▶ **GOAL**
Scan the data below for the string "volt". Copy every line where it appears.

▶ **DATA IN THIS EXERCISE**
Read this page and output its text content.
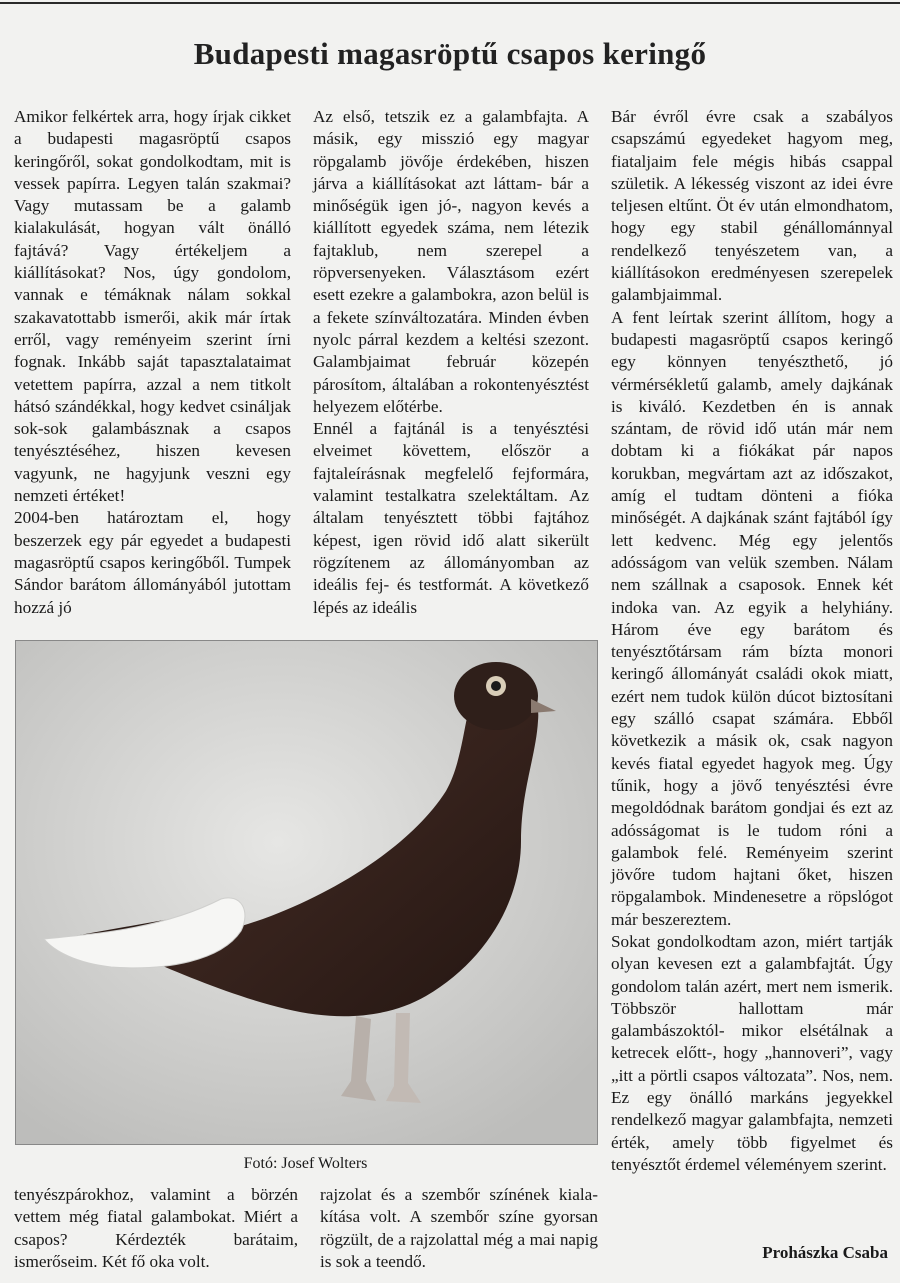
Budapesti magasröptű csapos keringő

Amikor felkértek arra, hogy írjak cikket a budapesti magasröptű csapos keringőről, sokat gondolkodtam, mit is vessek papírra. Legyen talán szakmai? Vagy mutassam be a galamb kialakulását, hogyan vált önálló fajtává? Vagy értékeljem a kiállításokat? Nos, úgy gondolom, vannak e témáknak nálam sokkal szakavatottabb ismerői, akik már írtak erről, vagy reményeim szerint írni fognak. Inkább saját tapasztalataimat vetettem papírra, azzal a nem titkolt hátsó szándékkal, hogy kedvet csináljak sok-sok galambásznak a csapos tenyésztéséhez, hiszen kevesen vagyunk, ne hagyjunk veszni egy nemzeti értéket!

2004-ben határoztam el, hogy beszerzek egy pár egyedet a budapesti magasröptű csapos keringőből. Tumpek Sándor barátom állományából jutottam hozzá jó

Az első, tetszik ez a galambfajta. A másik, egy misszió egy magyar röpgalamb jövője érdekében, hiszen járva a kiállításokat azt láttam- bár a minőségük igen jó-, nagyon kevés a kiállított egyedek száma, nem létezik fajtaklub, nem szerepel a röpversenyeken. Választásom ezért esett ezekre a galambokra, azon belül is a fekete színváltozatára. Minden évben nyolc párral kezdem a keltési szezont. Galambjaimat február közepén párosítom, általában a rokontenyésztést helyezem előtérbe.

Ennél a fajtánál is a tenyésztési elveimet követtem, először a fajtaleírásnak megfelelő fejformára, valamint testalkatra szelektáltam. Az általam tenyésztett többi fajtához képest, igen rövid idő alatt sikerült rögzítenem az állományomban az ideális fej- és testformát. A következő lépés az ideális

Bár évről évre csak a szabályos csapszámú egyedeket hagyom meg, fiataljaim fele mégis hibás csappal születik. A lékesség viszont az idei évre teljesen eltűnt. Öt év után elmondhatom, hogy egy stabil génállománnyal rendelkező tenyészetem van, a kiállításokon eredményesen szerepelek galambjaimmal.

A fent leírtak szerint állítom, hogy a budapesti magasröptű csapos keringő egy könnyen tenyészthető, jó vérmérsékletű galamb, amely dajkának is kiváló. Kezdetben én is annak szántam, de rövid idő után már nem dobtam ki a fiókákat pár napos korukban, megvártam azt az időszakot, amíg el tudtam dönteni a fióka minőségét. A dajkának szánt fajtából így lett kedvenc. Még egy jelentős adósságom van velük szemben. Nálam nem szállnak a csaposok. Ennek két indoka van. Az egyik a helyhiány. Három éve egy barátom és tenyésztőtársam rám bízta monori keringő állományát családi okok miatt, ezért nem tudok külön dúcot biztosítani egy szálló csapat számára. Ebből következik a másik ok, csak nagyon kevés fiatal egyedet hagyok meg. Úgy tűnik, hogy a jövő tenyésztési évre megoldódnak barátom gondjai és ezt az adósságomat is le tudom róni a galambok felé. Reményeim szerint jövőre tudom hajtani őket, hiszen röpgalambok. Mindenesetre a röpslógot már beszereztem.

Sokat gondolkodtam azon, miért tartják olyan kevesen ezt a galambfajtát. Úgy gondolom talán azért, mert nem ismerik. Többször hallottam már galambászoktól- mikor elsétálnak a ketrecek előtt-, hogy „hannoveri”, vagy „itt a pörtli csapos változata”. Nos, nem. Ez egy önálló markáns jegyekkel rendelkező magyar galambfajta, nemzeti érték, amely több figyelmet és tenyésztőt érdemel véleményem szerint.

Fotó: Josef Wolters

tenyészpárokhoz, valamint a börzén vettem még fiatal galambokat. Miért a csapos? Kérdezték barátaim, ismerőseim. Két fő oka volt.

rajzolat és a szembőr színének kiala-kítása volt. A szembőr színe gyorsan rögzült, de a rajzolattal még a mai napig is sok a teendő.	Prohászka Csaba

▶ **SOLVED EXERCISE**
tenyészpárokhoz, valamint a börzén vettem még fiatal galambokat. Miért a csapos? Kérdezték barátaim, ismerőseim. Két fő oka volt.
rajzolat és a szembőr színének kiala-kítása volt. A szembőr színe gyorsan rögzült, de a rajzolattal még a mai napig is sok a teendő.	Prohászka Csaba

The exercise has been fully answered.